───── EXCERPT TO READ ─────
# slug accaracy at 100 yards?



## t_lowe_308 (Oct 31, 2004)

is a slug accarate enough to kill a deer at 100 yards? the reason i am asking this is because i have a friend that says it cant be done. thanx guys.

:sniper: tyler


----------



## Militant_Tiger (Feb 23, 2004)

Depends on if the barrel if rifled, if the gun is scoped, if the shooter is good. If the three listed are all yes then I could see a deer being taken out to 200 yards with a sabot slug.


----------



## lecub (Mar 14, 2003)

It also depends on the gun type, I have a German o/u with a smooth bore 12 ga. and 6 power scope it is very capable of 3" groups at 100 yards,5.5" at 200, with rifled slugs, and I am just a average shot.


----------



## SniperPride (Sep 20, 2004)

lol, rifled slug out of a smooth bore will do the trick, even with bird sites. I woulndt recommend it unless you have practiced though. But yes, it would work. 
:sniper:


----------



## Ryan_Todd (Apr 11, 2004)

i've shot a few deer past 100 yds with my smooth bore slug barrel and rifled slugs.


----------



## DeerHunter22 (Nov 17, 2004)

I have a 12 Ga. with a rifled barrel and can hit a tree about a foot wide almost every time with open rifle sights using sabots. I dont know about a smoothbore barrel using rifled slugs.


----------



## Lance Pardee (Oct 28, 2004)

I, and the 4 others in my hunting party, shoot a smooth bore 11-87 with a 6 power scope. We shoot Breneke slugs. We have killed more than a couple of deer at, or past 100 yards. As long as the deer is just walking or standing still there is no problem with shooting them at 100 yards plus. Before I put the scope on I had killed 3 deer right around 100 yards with open sights. We are all just average, or below in some cases, shooters.


----------



## scrollmaster (Nov 15, 2004)
─────
§ **EXERCISE GOAL**: Reproduce the forum thread on slug accuracy at 100 yards in full, word for word. The listing that follows the forum thread comes from a separate source.
───── EXTRACTED INFORMATION ─────
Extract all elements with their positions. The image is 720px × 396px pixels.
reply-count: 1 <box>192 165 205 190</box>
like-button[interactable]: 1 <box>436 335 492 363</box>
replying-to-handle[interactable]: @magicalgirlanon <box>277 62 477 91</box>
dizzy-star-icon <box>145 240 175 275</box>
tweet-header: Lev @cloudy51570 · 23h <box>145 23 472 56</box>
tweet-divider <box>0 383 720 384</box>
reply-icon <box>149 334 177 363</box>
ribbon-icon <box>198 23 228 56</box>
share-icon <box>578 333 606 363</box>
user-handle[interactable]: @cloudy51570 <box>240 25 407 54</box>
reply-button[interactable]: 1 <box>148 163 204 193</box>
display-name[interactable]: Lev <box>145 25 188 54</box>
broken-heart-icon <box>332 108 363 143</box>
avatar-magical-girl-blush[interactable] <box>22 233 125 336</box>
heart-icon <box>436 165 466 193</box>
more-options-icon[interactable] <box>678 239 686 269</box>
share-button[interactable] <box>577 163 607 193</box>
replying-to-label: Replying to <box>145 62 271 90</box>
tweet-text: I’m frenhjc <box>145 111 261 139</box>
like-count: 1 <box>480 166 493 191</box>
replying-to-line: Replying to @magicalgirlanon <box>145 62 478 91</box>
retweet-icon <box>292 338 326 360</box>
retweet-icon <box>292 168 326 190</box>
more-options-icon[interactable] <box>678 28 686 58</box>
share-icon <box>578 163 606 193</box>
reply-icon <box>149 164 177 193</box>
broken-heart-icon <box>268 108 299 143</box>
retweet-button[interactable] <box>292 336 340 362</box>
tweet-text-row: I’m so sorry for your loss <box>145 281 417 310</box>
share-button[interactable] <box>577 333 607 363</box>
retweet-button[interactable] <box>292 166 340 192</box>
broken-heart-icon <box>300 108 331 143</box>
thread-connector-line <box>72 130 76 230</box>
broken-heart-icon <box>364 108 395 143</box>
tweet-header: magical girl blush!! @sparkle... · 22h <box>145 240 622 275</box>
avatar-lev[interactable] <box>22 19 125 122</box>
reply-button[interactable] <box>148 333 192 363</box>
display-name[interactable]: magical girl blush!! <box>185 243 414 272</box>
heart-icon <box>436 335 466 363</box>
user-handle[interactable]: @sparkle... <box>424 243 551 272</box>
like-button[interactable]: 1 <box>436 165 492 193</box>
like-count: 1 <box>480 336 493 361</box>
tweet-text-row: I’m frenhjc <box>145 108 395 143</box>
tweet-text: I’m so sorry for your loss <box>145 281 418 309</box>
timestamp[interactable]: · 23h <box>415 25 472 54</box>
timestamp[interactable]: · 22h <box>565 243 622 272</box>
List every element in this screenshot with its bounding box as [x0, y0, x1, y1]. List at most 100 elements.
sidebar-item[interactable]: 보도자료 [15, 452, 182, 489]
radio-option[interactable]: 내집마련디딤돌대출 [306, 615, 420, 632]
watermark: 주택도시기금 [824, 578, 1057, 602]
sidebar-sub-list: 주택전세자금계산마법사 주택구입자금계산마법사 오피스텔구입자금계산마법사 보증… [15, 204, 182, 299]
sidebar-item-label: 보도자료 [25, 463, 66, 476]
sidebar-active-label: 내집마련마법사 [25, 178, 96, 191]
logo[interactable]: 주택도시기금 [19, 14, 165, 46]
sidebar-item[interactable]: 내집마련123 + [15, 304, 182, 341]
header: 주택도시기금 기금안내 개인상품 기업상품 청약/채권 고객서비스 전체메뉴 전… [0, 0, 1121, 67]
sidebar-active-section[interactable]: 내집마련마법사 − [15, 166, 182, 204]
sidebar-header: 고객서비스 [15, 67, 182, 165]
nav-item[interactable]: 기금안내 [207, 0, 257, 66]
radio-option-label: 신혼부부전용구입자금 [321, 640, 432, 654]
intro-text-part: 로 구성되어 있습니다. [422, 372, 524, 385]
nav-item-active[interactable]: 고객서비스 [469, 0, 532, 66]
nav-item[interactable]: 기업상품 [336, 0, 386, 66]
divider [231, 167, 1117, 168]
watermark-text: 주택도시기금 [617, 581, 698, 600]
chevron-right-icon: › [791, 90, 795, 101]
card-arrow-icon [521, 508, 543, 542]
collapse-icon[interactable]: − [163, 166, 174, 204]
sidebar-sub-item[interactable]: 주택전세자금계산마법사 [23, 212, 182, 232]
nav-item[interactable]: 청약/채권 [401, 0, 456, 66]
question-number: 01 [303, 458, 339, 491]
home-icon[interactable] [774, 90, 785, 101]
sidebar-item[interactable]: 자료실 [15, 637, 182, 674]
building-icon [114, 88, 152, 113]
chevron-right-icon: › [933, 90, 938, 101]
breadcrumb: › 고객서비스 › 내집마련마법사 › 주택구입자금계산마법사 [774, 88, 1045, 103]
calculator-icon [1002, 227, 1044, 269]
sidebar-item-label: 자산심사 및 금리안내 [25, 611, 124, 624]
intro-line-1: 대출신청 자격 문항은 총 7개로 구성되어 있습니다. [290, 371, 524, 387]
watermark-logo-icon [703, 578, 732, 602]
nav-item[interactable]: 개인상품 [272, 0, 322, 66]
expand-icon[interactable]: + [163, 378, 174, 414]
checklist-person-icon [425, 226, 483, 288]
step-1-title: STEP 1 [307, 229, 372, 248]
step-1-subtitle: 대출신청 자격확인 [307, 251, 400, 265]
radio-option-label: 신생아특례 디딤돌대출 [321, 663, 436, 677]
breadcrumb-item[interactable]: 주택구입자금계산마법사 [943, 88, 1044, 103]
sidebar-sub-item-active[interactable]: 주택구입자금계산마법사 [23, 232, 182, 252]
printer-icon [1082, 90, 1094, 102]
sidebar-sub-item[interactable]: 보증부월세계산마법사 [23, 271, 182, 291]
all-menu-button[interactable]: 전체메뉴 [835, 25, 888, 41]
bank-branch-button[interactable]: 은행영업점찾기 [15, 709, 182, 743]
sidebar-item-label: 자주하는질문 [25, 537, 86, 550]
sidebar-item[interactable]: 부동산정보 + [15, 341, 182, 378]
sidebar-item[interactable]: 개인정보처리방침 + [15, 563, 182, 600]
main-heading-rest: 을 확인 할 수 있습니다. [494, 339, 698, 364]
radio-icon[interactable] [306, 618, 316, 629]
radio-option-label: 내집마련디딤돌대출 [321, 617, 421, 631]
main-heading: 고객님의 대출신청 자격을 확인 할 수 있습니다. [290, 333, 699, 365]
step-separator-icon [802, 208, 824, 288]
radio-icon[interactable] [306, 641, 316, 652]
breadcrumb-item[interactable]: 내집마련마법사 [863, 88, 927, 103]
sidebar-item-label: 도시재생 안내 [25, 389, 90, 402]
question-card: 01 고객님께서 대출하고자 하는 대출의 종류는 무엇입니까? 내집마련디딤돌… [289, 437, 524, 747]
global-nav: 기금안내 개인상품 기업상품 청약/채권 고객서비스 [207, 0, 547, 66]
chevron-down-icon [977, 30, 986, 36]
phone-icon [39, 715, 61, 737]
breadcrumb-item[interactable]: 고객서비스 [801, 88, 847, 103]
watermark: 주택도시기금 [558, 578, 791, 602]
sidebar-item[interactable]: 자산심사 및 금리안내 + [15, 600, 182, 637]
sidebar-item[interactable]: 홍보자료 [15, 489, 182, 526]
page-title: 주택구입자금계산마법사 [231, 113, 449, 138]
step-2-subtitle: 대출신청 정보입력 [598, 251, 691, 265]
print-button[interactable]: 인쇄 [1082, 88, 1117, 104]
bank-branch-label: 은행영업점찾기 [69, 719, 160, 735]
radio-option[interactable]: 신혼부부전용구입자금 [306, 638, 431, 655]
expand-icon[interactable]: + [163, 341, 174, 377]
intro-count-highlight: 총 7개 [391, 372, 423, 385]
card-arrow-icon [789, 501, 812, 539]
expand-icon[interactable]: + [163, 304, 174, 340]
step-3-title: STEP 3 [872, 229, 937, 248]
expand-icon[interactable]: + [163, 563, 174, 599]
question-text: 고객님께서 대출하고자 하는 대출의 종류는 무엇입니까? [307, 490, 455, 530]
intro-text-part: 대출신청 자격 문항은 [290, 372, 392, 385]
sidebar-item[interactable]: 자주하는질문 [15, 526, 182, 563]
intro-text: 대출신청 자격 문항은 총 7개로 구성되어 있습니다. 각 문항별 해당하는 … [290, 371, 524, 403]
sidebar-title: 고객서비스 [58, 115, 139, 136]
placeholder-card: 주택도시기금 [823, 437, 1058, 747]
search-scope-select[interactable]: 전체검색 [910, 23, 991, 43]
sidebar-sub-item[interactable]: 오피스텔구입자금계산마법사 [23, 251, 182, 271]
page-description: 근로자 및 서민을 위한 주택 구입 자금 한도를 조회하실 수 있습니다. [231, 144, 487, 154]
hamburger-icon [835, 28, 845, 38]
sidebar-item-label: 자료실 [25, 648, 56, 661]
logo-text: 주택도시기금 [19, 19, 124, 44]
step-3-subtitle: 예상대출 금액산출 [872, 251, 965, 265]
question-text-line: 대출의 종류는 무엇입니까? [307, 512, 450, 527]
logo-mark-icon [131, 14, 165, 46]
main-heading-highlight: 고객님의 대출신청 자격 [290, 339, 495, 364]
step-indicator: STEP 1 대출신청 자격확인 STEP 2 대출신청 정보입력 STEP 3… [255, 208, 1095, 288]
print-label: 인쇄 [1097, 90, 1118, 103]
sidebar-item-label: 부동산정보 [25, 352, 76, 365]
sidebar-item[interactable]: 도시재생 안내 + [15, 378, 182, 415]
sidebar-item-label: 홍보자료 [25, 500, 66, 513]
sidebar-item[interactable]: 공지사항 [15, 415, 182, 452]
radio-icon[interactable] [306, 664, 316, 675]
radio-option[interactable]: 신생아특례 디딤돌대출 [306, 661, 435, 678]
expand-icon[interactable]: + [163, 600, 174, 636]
─────
───── EXTRACTED INFORMATION ─────
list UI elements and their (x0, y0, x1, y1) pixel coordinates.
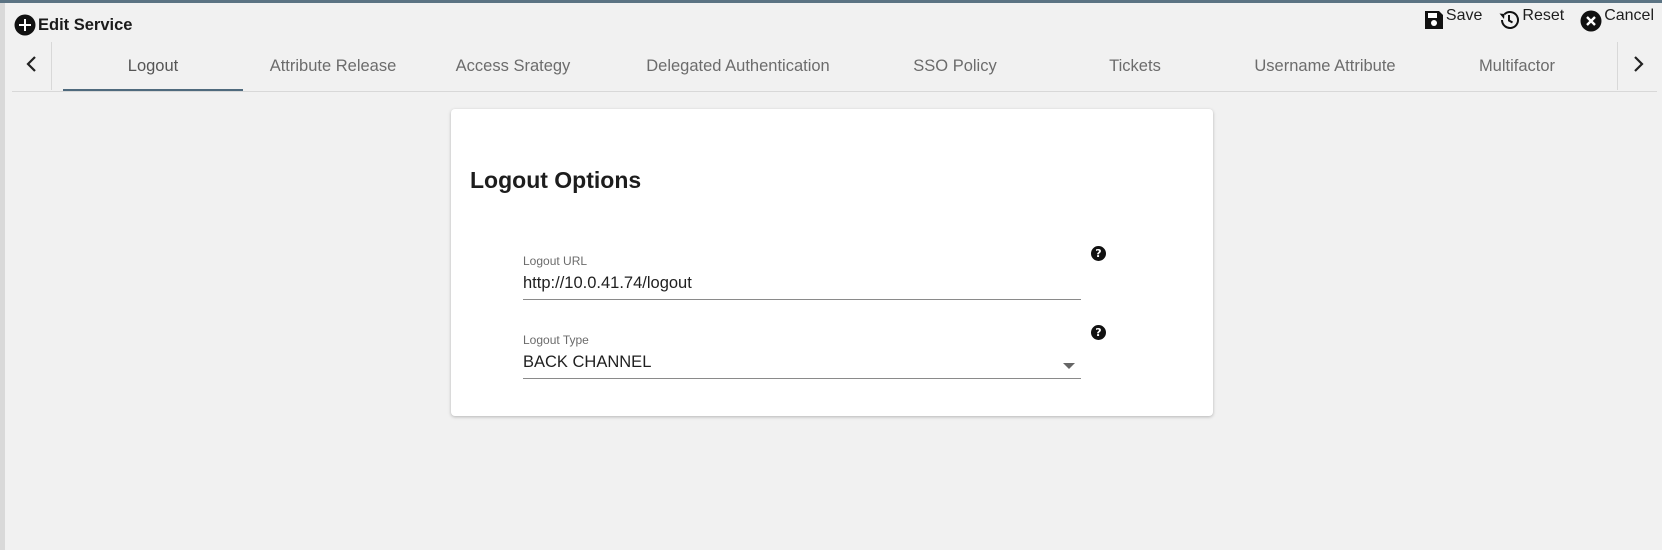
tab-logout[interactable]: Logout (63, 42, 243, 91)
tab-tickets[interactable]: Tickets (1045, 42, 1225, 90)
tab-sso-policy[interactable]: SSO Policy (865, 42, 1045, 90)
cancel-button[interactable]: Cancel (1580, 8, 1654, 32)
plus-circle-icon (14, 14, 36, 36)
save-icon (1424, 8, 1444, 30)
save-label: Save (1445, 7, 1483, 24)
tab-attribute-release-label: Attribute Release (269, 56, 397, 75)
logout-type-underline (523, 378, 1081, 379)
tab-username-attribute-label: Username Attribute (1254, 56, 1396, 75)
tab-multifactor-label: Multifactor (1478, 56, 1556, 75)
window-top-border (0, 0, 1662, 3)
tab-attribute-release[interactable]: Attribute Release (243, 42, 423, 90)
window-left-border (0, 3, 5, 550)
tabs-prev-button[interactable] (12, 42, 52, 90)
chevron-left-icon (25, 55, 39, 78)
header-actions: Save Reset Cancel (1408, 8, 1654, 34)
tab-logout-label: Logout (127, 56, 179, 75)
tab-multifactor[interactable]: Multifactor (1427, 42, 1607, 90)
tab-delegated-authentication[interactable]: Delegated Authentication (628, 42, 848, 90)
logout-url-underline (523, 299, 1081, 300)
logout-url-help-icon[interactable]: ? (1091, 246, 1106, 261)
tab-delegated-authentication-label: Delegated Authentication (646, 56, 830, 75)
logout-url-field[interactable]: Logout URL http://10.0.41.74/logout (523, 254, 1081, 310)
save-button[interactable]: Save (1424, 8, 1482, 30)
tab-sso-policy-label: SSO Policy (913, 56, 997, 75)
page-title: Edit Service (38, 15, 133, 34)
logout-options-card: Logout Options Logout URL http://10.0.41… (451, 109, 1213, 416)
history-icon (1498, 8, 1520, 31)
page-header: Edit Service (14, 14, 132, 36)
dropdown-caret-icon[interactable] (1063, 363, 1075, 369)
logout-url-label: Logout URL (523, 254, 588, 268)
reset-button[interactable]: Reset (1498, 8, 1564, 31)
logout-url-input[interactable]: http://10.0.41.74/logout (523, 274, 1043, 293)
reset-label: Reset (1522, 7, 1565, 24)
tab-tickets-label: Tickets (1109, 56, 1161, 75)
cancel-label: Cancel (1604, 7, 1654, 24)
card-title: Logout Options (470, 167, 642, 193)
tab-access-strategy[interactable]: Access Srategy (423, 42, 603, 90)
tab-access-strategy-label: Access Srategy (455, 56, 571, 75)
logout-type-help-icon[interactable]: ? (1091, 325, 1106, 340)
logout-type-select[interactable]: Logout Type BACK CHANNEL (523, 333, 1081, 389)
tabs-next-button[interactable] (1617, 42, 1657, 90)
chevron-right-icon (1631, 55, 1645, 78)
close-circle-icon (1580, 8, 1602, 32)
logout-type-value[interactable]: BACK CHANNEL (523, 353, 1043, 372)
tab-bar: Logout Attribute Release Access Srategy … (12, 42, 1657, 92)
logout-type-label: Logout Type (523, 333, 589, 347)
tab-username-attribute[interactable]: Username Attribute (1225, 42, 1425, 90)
─────
§ **ANSWER TO THIS EXERCISE**:
# slug accaracy at 100 yards?



## t_lowe_308 (Oct 31, 2004)

is a slug accarate enough to kill a deer at 100 yards? the reason i am asking this is because i have a friend that says it cant be done. thanx guys.

:sniper: tyler


----------



## Militant_Tiger (Feb 23, 2004)

Depends on if the barrel if rifled, if the gun is scoped, if the shooter is good. If the three listed are all yes then I could see a deer being taken out to 200 yards with a sabot slug.


----------



## lecub (Mar 14, 2003)

It also depends on the gun type, I have a German o/u with a smooth bore 12 ga. and 6 power scope it is very capable of 3" groups at 100 yards,5.5" at 200, with rifled slugs, and I am just a average shot.


----------



## SniperPride (Sep 20, 2004)

lol, rifled slug out of a smooth bore will do the trick, even with bird sites. I woulndt recommend it unless you have practiced though. But yes, it would work. 
:sniper:


----------



## Ryan_Todd (Apr 11, 2004)

i've shot a few deer past 100 yds with my smooth bore slug barrel and rifled slugs.


----------



## DeerHunter22 (Nov 17, 2004)

I have a 12 Ga. with a rifled barrel and can hit a tree about a foot wide almost every time with open rifle sights using sabots. I dont know about a smoothbore barrel using rifled slugs.


----------



## Lance Pardee (Oct 28, 2004)

I, and the 4 others in my hunting party, shoot a smooth bore 11-87 with a 6 power scope. We shoot Breneke slugs. We have killed more than a couple of deer at, or past 100 yards. As long as the deer is just walking or standing still there is no problem with shooting them at 100 yards plus. Before I put the scope on I had killed 3 deer right around 100 yards with open sights. We are all just average, or below in some cases, shooters.


----------



## scrollmaster (Nov 15, 2004)